Provided records ::
.....
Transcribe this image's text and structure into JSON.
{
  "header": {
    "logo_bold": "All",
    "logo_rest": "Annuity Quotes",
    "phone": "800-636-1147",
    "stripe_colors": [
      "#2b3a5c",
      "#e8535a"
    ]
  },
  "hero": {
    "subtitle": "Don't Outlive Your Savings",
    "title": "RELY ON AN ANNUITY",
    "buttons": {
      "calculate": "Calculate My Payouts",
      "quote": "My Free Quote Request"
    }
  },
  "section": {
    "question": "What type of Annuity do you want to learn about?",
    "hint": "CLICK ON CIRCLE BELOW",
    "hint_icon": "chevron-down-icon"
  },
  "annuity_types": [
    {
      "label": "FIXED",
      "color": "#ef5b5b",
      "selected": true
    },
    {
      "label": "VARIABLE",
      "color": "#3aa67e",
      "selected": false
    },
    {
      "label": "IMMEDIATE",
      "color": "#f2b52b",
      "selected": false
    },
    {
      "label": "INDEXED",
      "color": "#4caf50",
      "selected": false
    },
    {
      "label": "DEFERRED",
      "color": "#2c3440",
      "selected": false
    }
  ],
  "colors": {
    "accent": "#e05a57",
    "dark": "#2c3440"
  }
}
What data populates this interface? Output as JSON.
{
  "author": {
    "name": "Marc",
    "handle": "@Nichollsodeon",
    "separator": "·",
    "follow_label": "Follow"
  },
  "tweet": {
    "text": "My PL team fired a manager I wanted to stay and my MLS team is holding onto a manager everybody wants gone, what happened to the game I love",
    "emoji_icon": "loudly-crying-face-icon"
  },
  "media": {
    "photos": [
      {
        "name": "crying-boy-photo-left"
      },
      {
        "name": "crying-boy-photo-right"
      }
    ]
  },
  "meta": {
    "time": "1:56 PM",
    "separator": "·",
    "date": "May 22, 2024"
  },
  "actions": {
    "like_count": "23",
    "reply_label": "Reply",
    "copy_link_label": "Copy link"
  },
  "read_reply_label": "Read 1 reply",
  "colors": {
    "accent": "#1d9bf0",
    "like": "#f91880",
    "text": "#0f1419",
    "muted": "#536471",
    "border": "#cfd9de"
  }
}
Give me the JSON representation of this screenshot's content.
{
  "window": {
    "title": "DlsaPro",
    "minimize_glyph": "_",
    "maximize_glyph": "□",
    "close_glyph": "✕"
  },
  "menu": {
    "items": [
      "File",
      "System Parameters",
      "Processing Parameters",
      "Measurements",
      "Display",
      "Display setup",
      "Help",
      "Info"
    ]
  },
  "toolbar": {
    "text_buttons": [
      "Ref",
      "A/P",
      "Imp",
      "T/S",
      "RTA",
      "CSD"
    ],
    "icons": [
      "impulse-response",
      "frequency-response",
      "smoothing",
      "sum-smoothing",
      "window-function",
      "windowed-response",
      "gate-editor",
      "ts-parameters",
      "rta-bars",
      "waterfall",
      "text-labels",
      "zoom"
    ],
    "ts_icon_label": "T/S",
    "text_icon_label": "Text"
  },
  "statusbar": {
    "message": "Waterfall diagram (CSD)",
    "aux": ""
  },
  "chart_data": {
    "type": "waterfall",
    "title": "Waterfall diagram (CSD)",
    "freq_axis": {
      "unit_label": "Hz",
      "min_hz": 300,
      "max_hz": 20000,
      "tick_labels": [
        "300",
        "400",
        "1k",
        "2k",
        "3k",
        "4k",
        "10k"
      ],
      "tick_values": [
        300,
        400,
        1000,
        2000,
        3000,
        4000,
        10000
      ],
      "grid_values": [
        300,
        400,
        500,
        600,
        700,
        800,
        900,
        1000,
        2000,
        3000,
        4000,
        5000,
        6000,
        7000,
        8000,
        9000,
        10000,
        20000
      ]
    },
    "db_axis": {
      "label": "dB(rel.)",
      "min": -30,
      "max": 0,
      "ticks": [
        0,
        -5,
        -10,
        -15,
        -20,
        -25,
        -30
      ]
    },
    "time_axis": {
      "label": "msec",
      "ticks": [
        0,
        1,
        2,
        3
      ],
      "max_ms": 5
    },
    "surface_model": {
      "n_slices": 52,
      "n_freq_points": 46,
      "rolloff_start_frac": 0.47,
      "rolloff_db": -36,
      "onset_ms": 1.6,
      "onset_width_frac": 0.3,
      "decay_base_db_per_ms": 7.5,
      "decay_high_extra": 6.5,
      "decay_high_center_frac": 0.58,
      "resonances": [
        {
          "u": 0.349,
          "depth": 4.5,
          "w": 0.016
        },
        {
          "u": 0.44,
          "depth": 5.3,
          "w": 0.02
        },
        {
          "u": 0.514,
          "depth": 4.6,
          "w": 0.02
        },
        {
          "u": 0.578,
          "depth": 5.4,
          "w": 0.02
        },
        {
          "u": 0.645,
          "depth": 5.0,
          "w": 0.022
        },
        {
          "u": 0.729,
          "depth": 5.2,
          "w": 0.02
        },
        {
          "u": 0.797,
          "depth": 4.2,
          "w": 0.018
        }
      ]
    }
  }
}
.....
Exercise ::
Produce an exact copy of every entry above.

The answer ::
Transcribe this image's text and structure into JSON.
{
  "header": {
    "logo_bold": "All",
    "logo_rest": "Annuity Quotes",
    "phone": "800-636-1147",
    "stripe_colors": [
      "#2b3a5c",
      "#e8535a"
    ]
  },
  "hero": {
    "subtitle": "Don't Outlive Your Savings",
    "title": "RELY ON AN ANNUITY",
    "buttons": {
      "calculate": "Calculate My Payouts",
      "quote": "My Free Quote Request"
    }
  },
  "section": {
    "question": "What type of Annuity do you want to learn about?",
    "hint": "CLICK ON CIRCLE BELOW",
    "hint_icon": "chevron-down-icon"
  },
  "annuity_types": [
    {
      "label": "FIXED",
      "color": "#ef5b5b",
      "selected": true
    },
    {
      "label": "VARIABLE",
      "color": "#3aa67e",
      "selected": false
    },
    {
      "label": "IMMEDIATE",
      "color": "#f2b52b",
      "selected": false
    },
    {
      "label": "INDEXED",
      "color": "#4caf50",
      "selected": false
    },
    {
      "label": "DEFERRED",
      "color": "#2c3440",
      "selected": false
    }
  ],
  "colors": {
    "accent": "#e05a57",
    "dark": "#2c3440"
  }
}
What data populates this interface? Output as JSON.
{
  "author": {
    "name": "Marc",
    "handle": "@Nichollsodeon",
    "separator": "·",
    "follow_label": "Follow"
  },
  "tweet": {
    "text": "My PL team fired a manager I wanted to stay and my MLS team is holding onto a manager everybody wants gone, what happened to the game I love",
    "emoji_icon": "loudly-crying-face-icon"
  },
  "media": {
    "photos": [
      {
        "name": "crying-boy-photo-left"
      },
      {
        "name": "crying-boy-photo-right"
      }
    ]
  },
  "meta": {
    "time": "1:56 PM",
    "separator": "·",
    "date": "May 22, 2024"
  },
  "actions": {
    "like_count": "23",
    "reply_label": "Reply",
    "copy_link_label": "Copy link"
  },
  "read_reply_label": "Read 1 reply",
  "colors": {
    "accent": "#1d9bf0",
    "like": "#f91880",
    "text": "#0f1419",
    "muted": "#536471",
    "border": "#cfd9de"
  }
}
Give me the JSON representation of this screenshot's content.
{
  "window": {
    "title": "DlsaPro",
    "minimize_glyph": "_",
    "maximize_glyph": "□",
    "close_glyph": "✕"
  },
  "menu": {
    "items": [
      "File",
      "System Parameters",
      "Processing Parameters",
      "Measurements",
      "Display",
      "Display setup",
      "Help",
      "Info"
    ]
  },
  "toolbar": {
    "text_buttons": [
      "Ref",
      "A/P",
      "Imp",
      "T/S",
      "RTA",
      "CSD"
    ],
    "icons": [
      "impulse-response",
      "frequency-response",
      "smoothing",
      "sum-smoothing",
      "window-function",
      "windowed-response",
      "gate-editor",
      "ts-parameters",
      "rta-bars",
      "waterfall",
      "text-labels",
      "zoom"
    ],
    "ts_icon_label": "T/S",
    "text_icon_label": "Text"
  },
  "statusbar": {
    "message": "Waterfall diagram (CSD)",
    "aux": ""
  },
  "chart_data": {
    "type": "waterfall",
    "title": "Waterfall diagram (CSD)",
    "freq_axis": {
      "unit_label": "Hz",
      "min_hz": 300,
      "max_hz": 20000,
      "tick_labels": [
        "300",
        "400",
        "1k",
        "2k",
        "3k",
        "4k",
        "10k"
      ],
      "tick_values": [
        300,
        400,
        1000,
        2000,
        3000,
        4000,
        10000
      ],
      "grid_values": [
        300,
        400,
        500,
        600,
        700,
        800,
        900,
        1000,
        2000,
        3000,
        4000,
        5000,
        6000,
        7000,
        8000,
        9000,
        10000,
        20000
      ]
    },
    "db_axis": {
      "label": "dB(rel.)",
      "min": -30,
      "max": 0,
      "ticks": [
        0,
        -5,
        -10,
        -15,
        -20,
        -25,
        -30
      ]
    },
    "time_axis": {
      "label": "msec",
      "ticks": [
        0,
        1,
        2,
        3
      ],
      "max_ms": 5
    },
    "surface_model": {
      "n_slices": 52,
      "n_freq_points": 46,
      "rolloff_start_frac": 0.47,
      "rolloff_db": -36,
      "onset_ms": 1.6,
      "onset_width_frac": 0.3,
      "decay_base_db_per_ms": 7.5,
      "decay_high_extra": 6.5,
      "decay_high_center_frac": 0.58,
      "resonances": [
        {
          "u": 0.349,
          "depth": 4.5,
          "w": 0.016
        },
        {
          "u": 0.44,
          "depth": 5.3,
          "w": 0.02
        },
        {
          "u": 0.514,
          "depth": 4.6,
          "w": 0.02
        },
        {
          "u": 0.578,
          "depth": 5.4,
          "w": 0.02
        },
        {
          "u": 0.645,
          "depth": 5.0,
          "w": 0.022
        },
        {
          "u": 0.729,
          "depth": 5.2,
          "w": 0.02
        },
        {
          "u": 0.797,
          "depth": 4.2,
          "w": 0.018
        }
      ]
    }
  }
}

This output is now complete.